Oleh: Yanyan Supiyanti A.Md
(Member Akademi Menulis Kreatif)
"Siapa saja yang ketika memasuki pagi hari mendapati keadaan aman kelompoknya, sehat badannya, memiliki bahan makanan untuk hari itu, maka seolah-olah dunia telah menjadi miliknya". (HR. Bukhari)
Keadaan di atas, bila dikaitkan dengan keadaan saat ini, jauh panggang dari api.
Dilansir oleh TribunNewsBogor.com pada tanggal 12 November 2018, dinyatakan bahwa masyarakat Indonesia yang menjadi peserta BPJS kesehatan akan dipaksa menanggung utang. Bahkan, bakal ada sanksi bagi peserta BPJS kesehatan yang menunggak iuran tiap bulan. Sanksinya bagi peserta yang tak patuh tidak akan bisa memperpanjang SIM, STNK hingga paspor. Dikatakan bahwa berdasarkan data dari Kementerian Keuangan per akhir Oktober 2018 defisit BPJS kesehatan mencapai Rp. 7,95 triliun.
Alih-alih memudahkan, BPJS terus dijadikan alat penyempitan kehidupan rakyat. Rakyat terus menerus didzalimi, bukti rezim tak berpihak pada rakyatnya, memaksa dengan berbagai cara agar rakyat tunduk pada kemauannya. Ini dikarenakan rezim menganut kepemimpinan sekuler, yaitu pemisahan agama(Islam) dari kehidupan.
Dalam Islam, negara wajib mengurus rakyatnya dengan maksimal, tidak boleh membebani rakyat dengan kewajiban yang memberatkan, apalagi merampas hak milik mereka dengam berbagai cara.
"Tidak beriman orang yang tidak bisa menjaga amanah yang dibebankan padanya dan tidak beragama orang yang tidak menepati janjinya." (HR. Ahmad bin Hambal)

> _Langkah yang Dilakukan_
(A) Tuliskan kembali tanpa perubahan baris-baris catatan yang dimulai dari baris yang memuat "legend-item: Huancayo Low" hingga baris yang memuat "data-label: 18: [479, 195, 493, 210]", kedua baris tersebut turut disertakan.
(B) Lanjutkan tulisan tentang iuran BPJS Kesehatan dan kewajiban negara terhadap rakyat, dimulai setelah kalimat terakhirnya.

> _Catatan yang Disediakan_

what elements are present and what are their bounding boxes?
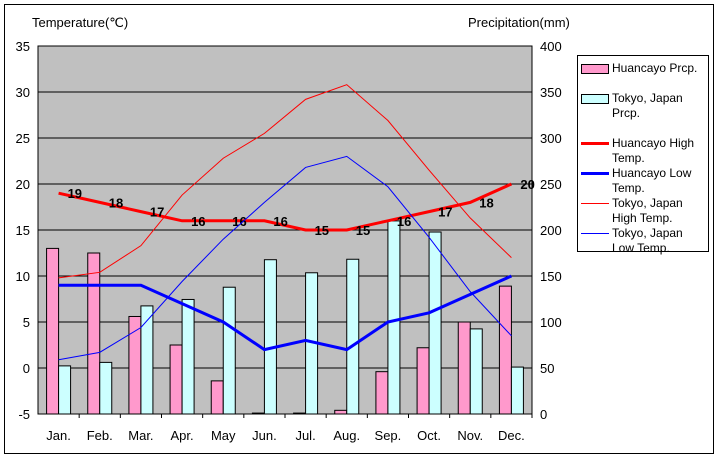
legend-item: Huancayo Low Temp.: [581, 166, 707, 196]
data-label: 15: [315, 223, 329, 238]
data-label: 20: [520, 177, 534, 192]
left-tick-label: 35: [16, 39, 30, 54]
legend-item: Tokyo, Japan Prcp.: [581, 91, 707, 121]
bar-tokyo-japan-prcp-: [428, 231, 442, 415]
right-tick-label: 400: [540, 39, 562, 54]
data-label: 19: [68, 186, 82, 201]
legend-swatch: [581, 226, 609, 241]
data-label: 16: [232, 214, 246, 229]
bar-tokyo-japan-prcp-: [222, 286, 236, 415]
legend-swatch: [581, 196, 609, 211]
bar-tokyo-japan-prcp-: [387, 220, 401, 415]
data-label: 18: [479, 195, 493, 210]
legend-label: Huancayo Prcp.: [612, 61, 698, 75]
legend-label: Tokyo, Japan High Temp.: [612, 196, 683, 225]
legend-item: Tokyo, Japan High Temp.: [581, 196, 707, 226]
data-label: 16: [191, 214, 205, 229]
bar-tokyo-japan-prcp-: [58, 365, 72, 415]
left-tick-label: 5: [23, 315, 30, 330]
legend-label: Tokyo, Japan Low Temp.: [612, 226, 683, 255]
legend: Huancayo Prcp. Tokyo, Japan Prcp. Huancayo…: [577, 55, 709, 255]
right-tick-label: 100: [540, 315, 562, 330]
left-tick-label: 20: [16, 177, 30, 192]
left-axis-title: Temperature(℃): [32, 15, 128, 30]
line-huancayo-high-temp-: [58, 182, 513, 232]
data-label: 18: [109, 195, 123, 210]
right-tick-label: 150: [540, 269, 562, 284]
x-tick-label: Oct.: [417, 428, 441, 443]
line-tokyo-japan-high-temp-: [58, 84, 512, 279]
bar-huancayo-prcp-: [251, 412, 265, 415]
bar-huancayo-prcp-: [375, 371, 389, 415]
data-label: 17: [150, 205, 164, 220]
chart-frame: [4, 4, 714, 454]
x-tick-label: Feb.: [87, 428, 113, 443]
legend-item: Huancayo Prcp.: [581, 61, 707, 76]
legend-label: Tokyo, Japan Prcp.: [612, 91, 683, 120]
left-tick-label: 15: [16, 223, 30, 238]
legend-label: Huancayo Low Temp.: [612, 166, 692, 195]
x-tick-label: Nov.: [457, 428, 483, 443]
right-axis-title: Precipitation(mm): [468, 15, 570, 30]
bar-huancayo-prcp-: [87, 252, 101, 415]
bar-huancayo-prcp-: [498, 285, 512, 415]
bar-tokyo-japan-prcp-: [99, 361, 113, 415]
bar-huancayo-prcp-: [210, 380, 224, 415]
right-tick-label: 50: [540, 361, 554, 376]
legend-swatch: [581, 91, 609, 106]
legend-swatch: [581, 136, 609, 151]
x-tick-label: Jan.: [46, 428, 71, 443]
data-label: 17: [438, 205, 452, 220]
x-tick-label: Sep.: [375, 428, 402, 443]
data-label: 16: [397, 214, 411, 229]
x-tick-label: Dec.: [498, 428, 525, 443]
bar-huancayo-prcp-: [334, 409, 348, 415]
data-label: 15: [356, 223, 370, 238]
bar-huancayo-prcp-: [457, 321, 471, 415]
left-tick-label: 0: [23, 361, 30, 376]
left-tick-label: -5: [18, 407, 30, 422]
x-tick-label: Jul.: [295, 428, 315, 443]
bar-huancayo-prcp-: [416, 347, 430, 415]
right-tick-label: 350: [540, 85, 562, 100]
left-tick-label: 10: [16, 269, 30, 284]
bar-huancayo-prcp-: [46, 247, 60, 415]
right-tick-label: 300: [540, 131, 562, 146]
right-tick-label: 250: [540, 177, 562, 192]
x-tick-label: Apr.: [171, 428, 194, 443]
data-label: 16: [273, 214, 287, 229]
legend-swatch: [581, 61, 609, 76]
line-huancayo-low-temp-: [58, 274, 513, 352]
bar-huancayo-prcp-: [169, 344, 183, 415]
left-tick-label: 25: [16, 131, 30, 146]
legend-swatch: [581, 166, 609, 181]
legend-item: Tokyo, Japan Low Temp.: [581, 226, 707, 256]
bar-huancayo-prcp-: [293, 412, 307, 415]
x-tick-label: May: [211, 428, 236, 443]
x-tick-label: Mar.: [128, 428, 153, 443]
line-tokyo-japan-low-temp-: [58, 155, 512, 361]
right-tick-label: 200: [540, 223, 562, 238]
bar-tokyo-japan-prcp-: [346, 258, 360, 415]
right-tick-label: 0: [540, 407, 547, 422]
bar-tokyo-japan-prcp-: [181, 298, 195, 415]
bar-tokyo-japan-prcp-: [469, 328, 483, 415]
x-tick-label: Aug.: [333, 428, 360, 443]
x-tick-label: Jun.: [252, 428, 277, 443]
left-tick-label: 30: [16, 85, 30, 100]
legend-label: Huancayo High Temp.: [612, 136, 695, 165]
bar-tokyo-japan-prcp-: [510, 366, 524, 415]
legend-item: Huancayo High Temp.: [581, 136, 707, 166]
bar-tokyo-japan-prcp-: [263, 259, 277, 415]
bar-tokyo-japan-prcp-: [140, 305, 154, 415]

> _Hasil per Tugas_
(A)
legend-item: Huancayo Low Temp.: [581, 166, 707, 196]
data-label: 15: [315, 223, 329, 238]
data-label: 20: [520, 177, 534, 192]
left-tick-label: 35: [16, 39, 30, 54]
legend-item: Tokyo, Japan Prcp.: [581, 91, 707, 121]
bar-tokyo-japan-prcp-: [428, 231, 442, 415]
right-tick-label: 400: [540, 39, 562, 54]
data-label: 19: [68, 186, 82, 201]
legend-swatch: [581, 226, 609, 241]
data-label: 16: [232, 214, 246, 229]
bar-tokyo-japan-prcp-: [222, 286, 236, 415]
legend-swatch: [581, 196, 609, 211]
bar-tokyo-japan-prcp-: [387, 220, 401, 415]
data-label: 18: [479, 195, 493, 210]

(B)
Kesehatan/ pelayanan kesehatan adalah pelayanan dasar publik yang bersifat sosial, telah ditetapkan Allah Ta'ala sebagai kebutuhan pokok publik. Pemerintah telah diperintahkan Allah Ta'ala sebagai pihak yang bertanggungjawab langsung dalam pemenuhan pelayanan kesehatan. Ini ditunjukkan oleh perbuatan Rasulullah shallallahu 'alaihi wa sallam, yaitu ketika beliau dihadiahi seorang dokter, dokter tersebut dimanfaatkan untuk memenuhi kebutuhan kaum muslimin.
Pun kesehatan/pelayanan kesehatan telah ditetapkan Allah Ta'ala sebagai jasa sosial secara totalitas. Yaitu mulai jasa dokter, obat-obatan, penggunaan peralatan medis, pemeriksaan penunjang, hingga sarana dan prasarana yang dibutuhkan untuk pelayanan kesehatan yang berkualitas sesuai prinsip etik yang islami. Tidak boleh dikomersialkan, walaupun hanya secuil kapas, apa pun alasannya.
Negara telah diamanahkan Allah Ta'ala sebagai pihak yang bertanggungjawab penuh menjamin pemenuhan kebutuhan pelayanan kesehatan setiap individu masyarakat. Diberikan secara cuma-cuma dengan kualitas terbaik bagi setiap individu masyarakat, tidak saja bagi yang miskin tapi juga yang kaya, apapun warna kulit dan agamanya. Tentang tugas penting dan mulia ini telah ditegaskan Rasulullah dalam tuturnya, yang artinya, "Imam(Khalifah) yang menjadi pemimpin manusia, adalah (laksana) pengembala. Dan hanya dialah yang bertanggungjawab terhadap (urusan) rakyatnya." (HR. Al-Bukhari)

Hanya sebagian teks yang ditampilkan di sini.